TASK BRIEF >> What is needed is a copy of each line in the listing below that contains "nucleus".

SUPPLIED INFORMATION >>
━━━━

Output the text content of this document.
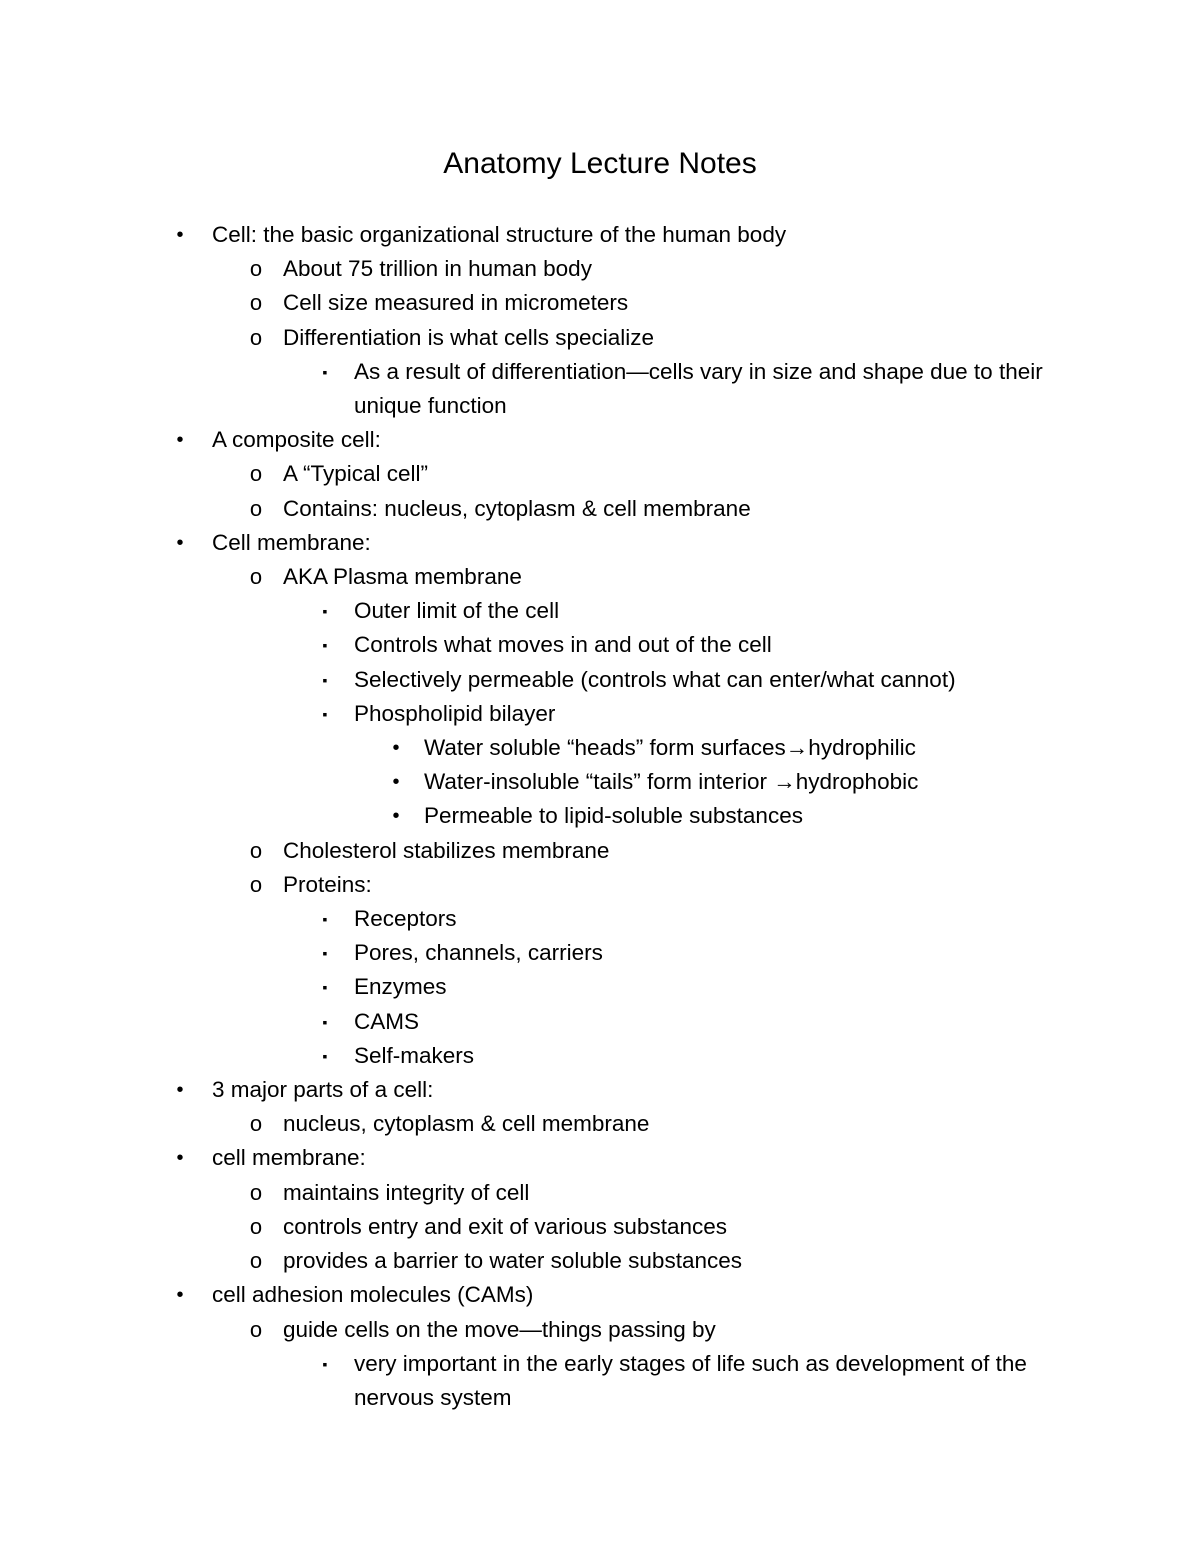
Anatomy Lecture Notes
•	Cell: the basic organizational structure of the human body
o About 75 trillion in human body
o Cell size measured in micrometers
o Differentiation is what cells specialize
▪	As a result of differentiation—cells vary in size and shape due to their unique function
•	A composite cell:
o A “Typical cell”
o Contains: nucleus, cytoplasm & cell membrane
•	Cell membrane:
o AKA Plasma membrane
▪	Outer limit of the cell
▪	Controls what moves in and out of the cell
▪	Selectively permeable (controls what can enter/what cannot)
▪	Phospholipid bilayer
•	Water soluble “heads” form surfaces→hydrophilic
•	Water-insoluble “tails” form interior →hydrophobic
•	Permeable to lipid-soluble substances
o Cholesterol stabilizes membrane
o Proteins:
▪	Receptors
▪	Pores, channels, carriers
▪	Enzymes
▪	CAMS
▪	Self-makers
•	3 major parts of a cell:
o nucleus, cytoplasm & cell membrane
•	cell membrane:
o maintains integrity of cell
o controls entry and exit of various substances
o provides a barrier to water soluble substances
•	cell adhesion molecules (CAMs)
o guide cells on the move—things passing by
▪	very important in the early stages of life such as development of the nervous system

━━━━

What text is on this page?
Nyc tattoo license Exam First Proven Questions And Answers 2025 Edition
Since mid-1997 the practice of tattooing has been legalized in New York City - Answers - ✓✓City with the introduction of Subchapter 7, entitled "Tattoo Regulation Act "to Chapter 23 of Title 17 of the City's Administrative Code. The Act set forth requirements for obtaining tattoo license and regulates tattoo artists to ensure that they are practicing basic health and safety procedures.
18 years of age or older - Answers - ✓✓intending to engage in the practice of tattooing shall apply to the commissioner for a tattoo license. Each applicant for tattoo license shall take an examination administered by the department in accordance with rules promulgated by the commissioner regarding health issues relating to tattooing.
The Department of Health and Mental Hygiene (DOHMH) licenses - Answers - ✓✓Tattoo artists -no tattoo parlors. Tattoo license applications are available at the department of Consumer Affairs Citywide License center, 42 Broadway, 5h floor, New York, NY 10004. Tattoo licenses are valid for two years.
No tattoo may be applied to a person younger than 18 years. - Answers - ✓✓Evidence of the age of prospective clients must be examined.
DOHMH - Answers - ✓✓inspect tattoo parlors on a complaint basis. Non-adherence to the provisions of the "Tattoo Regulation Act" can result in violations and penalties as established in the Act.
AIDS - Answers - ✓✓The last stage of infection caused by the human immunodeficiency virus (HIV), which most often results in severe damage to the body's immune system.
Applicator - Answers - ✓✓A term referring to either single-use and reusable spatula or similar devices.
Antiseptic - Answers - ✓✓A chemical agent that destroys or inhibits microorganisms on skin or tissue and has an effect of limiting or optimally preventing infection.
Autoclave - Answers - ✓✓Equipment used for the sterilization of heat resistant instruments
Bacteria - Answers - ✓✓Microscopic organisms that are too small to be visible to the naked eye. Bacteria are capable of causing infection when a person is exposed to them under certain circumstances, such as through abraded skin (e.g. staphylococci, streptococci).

━━━━

TASK RESPONSE >>
o Contains: nucleus, cytoplasm & cell membrane
o nucleus, cytoplasm & cell membrane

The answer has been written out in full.